## Given exercise
Please set down all the lines beneath this one exactly, without the pictures.

## Data in this exercise
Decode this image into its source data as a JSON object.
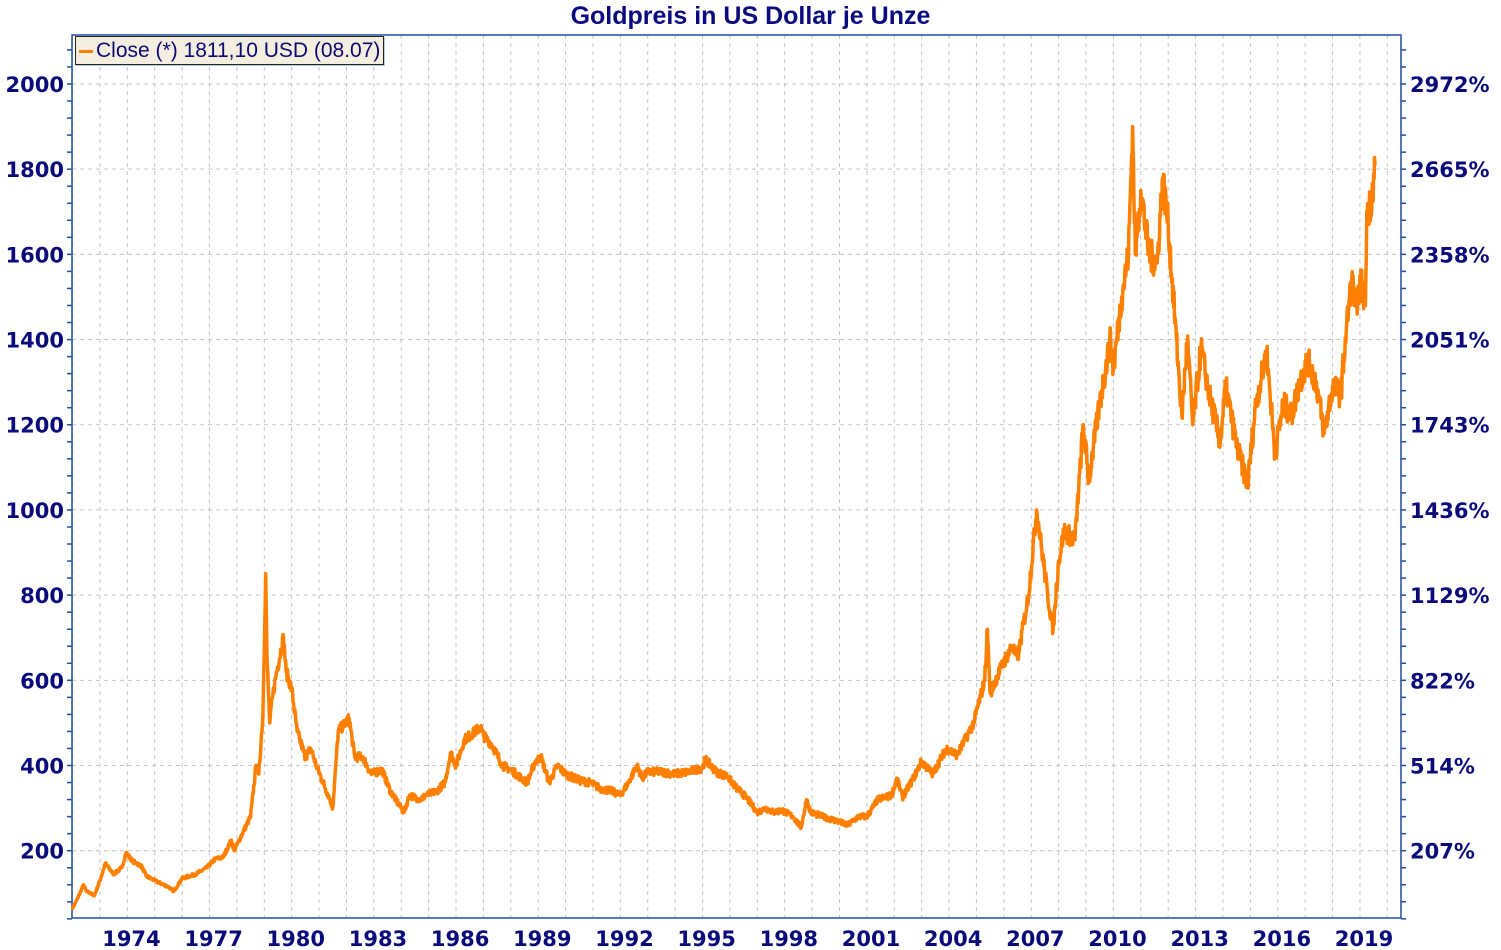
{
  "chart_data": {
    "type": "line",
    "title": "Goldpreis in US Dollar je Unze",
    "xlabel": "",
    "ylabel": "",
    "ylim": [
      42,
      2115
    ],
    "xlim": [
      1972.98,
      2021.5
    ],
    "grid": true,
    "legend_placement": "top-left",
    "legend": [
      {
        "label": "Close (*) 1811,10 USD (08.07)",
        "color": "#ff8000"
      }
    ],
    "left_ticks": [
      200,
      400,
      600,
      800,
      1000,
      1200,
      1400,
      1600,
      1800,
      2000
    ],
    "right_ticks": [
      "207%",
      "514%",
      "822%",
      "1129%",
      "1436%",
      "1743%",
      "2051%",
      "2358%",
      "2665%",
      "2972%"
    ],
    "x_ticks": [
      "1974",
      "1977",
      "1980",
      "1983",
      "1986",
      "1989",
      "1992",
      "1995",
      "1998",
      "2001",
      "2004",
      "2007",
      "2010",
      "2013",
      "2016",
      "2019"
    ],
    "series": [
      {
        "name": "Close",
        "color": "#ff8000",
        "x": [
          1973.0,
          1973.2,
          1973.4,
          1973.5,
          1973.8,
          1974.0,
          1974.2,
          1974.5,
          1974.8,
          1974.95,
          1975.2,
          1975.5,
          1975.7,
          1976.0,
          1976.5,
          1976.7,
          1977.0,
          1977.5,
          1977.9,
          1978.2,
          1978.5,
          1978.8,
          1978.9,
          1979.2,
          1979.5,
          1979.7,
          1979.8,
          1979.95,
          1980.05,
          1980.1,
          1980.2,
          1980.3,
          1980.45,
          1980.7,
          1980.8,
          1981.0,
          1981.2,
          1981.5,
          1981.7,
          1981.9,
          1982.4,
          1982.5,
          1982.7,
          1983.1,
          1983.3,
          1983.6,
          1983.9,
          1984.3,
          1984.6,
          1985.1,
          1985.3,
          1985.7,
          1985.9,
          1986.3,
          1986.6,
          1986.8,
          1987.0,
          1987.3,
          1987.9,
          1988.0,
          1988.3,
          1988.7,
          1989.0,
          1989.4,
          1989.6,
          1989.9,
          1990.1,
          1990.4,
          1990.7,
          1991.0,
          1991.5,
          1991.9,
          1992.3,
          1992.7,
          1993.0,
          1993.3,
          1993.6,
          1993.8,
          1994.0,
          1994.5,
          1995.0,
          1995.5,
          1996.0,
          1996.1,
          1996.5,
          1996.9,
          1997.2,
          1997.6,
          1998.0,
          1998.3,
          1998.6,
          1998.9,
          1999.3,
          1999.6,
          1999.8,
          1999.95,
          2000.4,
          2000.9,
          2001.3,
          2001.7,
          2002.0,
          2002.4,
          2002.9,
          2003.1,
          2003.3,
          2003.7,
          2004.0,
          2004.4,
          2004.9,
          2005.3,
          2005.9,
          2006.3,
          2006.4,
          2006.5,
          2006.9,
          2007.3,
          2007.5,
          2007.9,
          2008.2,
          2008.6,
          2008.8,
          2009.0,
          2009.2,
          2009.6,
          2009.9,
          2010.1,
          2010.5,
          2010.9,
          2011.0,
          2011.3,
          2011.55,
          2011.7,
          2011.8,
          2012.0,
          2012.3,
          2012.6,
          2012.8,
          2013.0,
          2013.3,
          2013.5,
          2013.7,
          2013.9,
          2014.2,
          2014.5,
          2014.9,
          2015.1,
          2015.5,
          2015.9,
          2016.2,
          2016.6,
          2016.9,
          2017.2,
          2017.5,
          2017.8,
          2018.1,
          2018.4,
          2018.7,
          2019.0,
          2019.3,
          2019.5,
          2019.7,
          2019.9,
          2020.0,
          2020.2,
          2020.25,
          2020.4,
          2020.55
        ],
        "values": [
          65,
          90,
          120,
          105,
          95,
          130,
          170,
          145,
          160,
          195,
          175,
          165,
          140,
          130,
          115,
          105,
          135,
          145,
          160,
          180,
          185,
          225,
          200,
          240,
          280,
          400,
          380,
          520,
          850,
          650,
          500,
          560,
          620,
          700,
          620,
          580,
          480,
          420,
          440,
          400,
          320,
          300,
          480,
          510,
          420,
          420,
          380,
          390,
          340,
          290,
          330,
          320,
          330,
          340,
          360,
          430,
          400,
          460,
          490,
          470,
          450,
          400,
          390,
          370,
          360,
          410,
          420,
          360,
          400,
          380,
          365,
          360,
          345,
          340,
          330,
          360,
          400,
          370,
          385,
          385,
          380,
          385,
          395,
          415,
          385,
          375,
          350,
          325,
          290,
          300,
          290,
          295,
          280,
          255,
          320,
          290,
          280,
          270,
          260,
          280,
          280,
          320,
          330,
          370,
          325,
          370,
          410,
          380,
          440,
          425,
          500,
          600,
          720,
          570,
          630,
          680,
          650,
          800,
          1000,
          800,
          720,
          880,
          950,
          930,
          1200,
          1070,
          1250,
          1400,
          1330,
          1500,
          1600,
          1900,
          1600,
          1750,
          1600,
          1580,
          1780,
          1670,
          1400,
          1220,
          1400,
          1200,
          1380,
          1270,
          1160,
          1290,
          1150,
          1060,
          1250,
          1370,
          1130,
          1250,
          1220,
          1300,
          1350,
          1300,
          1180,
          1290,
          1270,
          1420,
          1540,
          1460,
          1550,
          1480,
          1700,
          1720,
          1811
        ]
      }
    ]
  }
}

## Finished task
Decode this image into its source data as a JSON object.
{
  "chart_data": {
    "type": "line",
    "title": "Goldpreis in US Dollar je Unze",
    "xlabel": "",
    "ylabel": "",
    "ylim": [
      42,
      2115
    ],
    "xlim": [
      1972.98,
      2021.5
    ],
    "grid": true,
    "legend_placement": "top-left",
    "legend": [
      {
        "label": "Close (*) 1811,10 USD (08.07)",
        "color": "#ff8000"
      }
    ],
    "left_ticks": [
      200,
      400,
      600,
      800,
      1000,
      1200,
      1400,
      1600,
      1800,
      2000
    ],
    "right_ticks": [
      "207%",
      "514%",
      "822%",
      "1129%",
      "1436%",
      "1743%",
      "2051%",
      "2358%",
      "2665%",
      "2972%"
    ],
    "x_ticks": [
      "1974",
      "1977",
      "1980",
      "1983",
      "1986",
      "1989",
      "1992",
      "1995",
      "1998",
      "2001",
      "2004",
      "2007",
      "2010",
      "2013",
      "2016",
      "2019"
    ],
    "series": [
      {
        "name": "Close",
        "color": "#ff8000",
        "x": [
          1973.0,
          1973.2,
          1973.4,
          1973.5,
          1973.8,
          1974.0,
          1974.2,
          1974.5,
          1974.8,
          1974.95,
          1975.2,
          1975.5,
          1975.7,
          1976.0,
          1976.5,
          1976.7,
          1977.0,
          1977.5,
          1977.9,
          1978.2,
          1978.5,
          1978.8,
          1978.9,
          1979.2,
          1979.5,
          1979.7,
          1979.8,
          1979.95,
          1980.05,
          1980.1,
          1980.2,
          1980.3,
          1980.45,
          1980.7,
          1980.8,
          1981.0,
          1981.2,
          1981.5,
          1981.7,
          1981.9,
          1982.4,
          1982.5,
          1982.7,
          1983.1,
          1983.3,
          1983.6,
          1983.9,
          1984.3,
          1984.6,
          1985.1,
          1985.3,
          1985.7,
          1985.9,
          1986.3,
          1986.6,
          1986.8,
          1987.0,
          1987.3,
          1987.9,
          1988.0,
          1988.3,
          1988.7,
          1989.0,
          1989.4,
          1989.6,
          1989.9,
          1990.1,
          1990.4,
          1990.7,
          1991.0,
          1991.5,
          1991.9,
          1992.3,
          1992.7,
          1993.0,
          1993.3,
          1993.6,
          1993.8,
          1994.0,
          1994.5,
          1995.0,
          1995.5,
          1996.0,
          1996.1,
          1996.5,
          1996.9,
          1997.2,
          1997.6,
          1998.0,
          1998.3,
          1998.6,
          1998.9,
          1999.3,
          1999.6,
          1999.8,
          1999.95,
          2000.4,
          2000.9,
          2001.3,
          2001.7,
          2002.0,
          2002.4,
          2002.9,
          2003.1,
          2003.3,
          2003.7,
          2004.0,
          2004.4,
          2004.9,
          2005.3,
          2005.9,
          2006.3,
          2006.4,
          2006.5,
          2006.9,
          2007.3,
          2007.5,
          2007.9,
          2008.2,
          2008.6,
          2008.8,
          2009.0,
          2009.2,
          2009.6,
          2009.9,
          2010.1,
          2010.5,
          2010.9,
          2011.0,
          2011.3,
          2011.55,
          2011.7,
          2011.8,
          2012.0,
          2012.3,
          2012.6,
          2012.8,
          2013.0,
          2013.3,
          2013.5,
          2013.7,
          2013.9,
          2014.2,
          2014.5,
          2014.9,
          2015.1,
          2015.5,
          2015.9,
          2016.2,
          2016.6,
          2016.9,
          2017.2,
          2017.5,
          2017.8,
          2018.1,
          2018.4,
          2018.7,
          2019.0,
          2019.3,
          2019.5,
          2019.7,
          2019.9,
          2020.0,
          2020.2,
          2020.25,
          2020.4,
          2020.55
        ],
        "values": [
          65,
          90,
          120,
          105,
          95,
          130,
          170,
          145,
          160,
          195,
          175,
          165,
          140,
          130,
          115,
          105,
          135,
          145,
          160,
          180,
          185,
          225,
          200,
          240,
          280,
          400,
          380,
          520,
          850,
          650,
          500,
          560,
          620,
          700,
          620,
          580,
          480,
          420,
          440,
          400,
          320,
          300,
          480,
          510,
          420,
          420,
          380,
          390,
          340,
          290,
          330,
          320,
          330,
          340,
          360,
          430,
          400,
          460,
          490,
          470,
          450,
          400,
          390,
          370,
          360,
          410,
          420,
          360,
          400,
          380,
          365,
          360,
          345,
          340,
          330,
          360,
          400,
          370,
          385,
          385,
          380,
          385,
          395,
          415,
          385,
          375,
          350,
          325,
          290,
          300,
          290,
          295,
          280,
          255,
          320,
          290,
          280,
          270,
          260,
          280,
          280,
          320,
          330,
          370,
          325,
          370,
          410,
          380,
          440,
          425,
          500,
          600,
          720,
          570,
          630,
          680,
          650,
          800,
          1000,
          800,
          720,
          880,
          950,
          930,
          1200,
          1070,
          1250,
          1400,
          1330,
          1500,
          1600,
          1900,
          1600,
          1750,
          1600,
          1580,
          1780,
          1670,
          1400,
          1220,
          1400,
          1200,
          1380,
          1270,
          1160,
          1290,
          1150,
          1060,
          1250,
          1370,
          1130,
          1250,
          1220,
          1300,
          1350,
          1300,
          1180,
          1290,
          1270,
          1420,
          1540,
          1460,
          1550,
          1480,
          1700,
          1720,
          1811
        ]
      }
    ]
  }
}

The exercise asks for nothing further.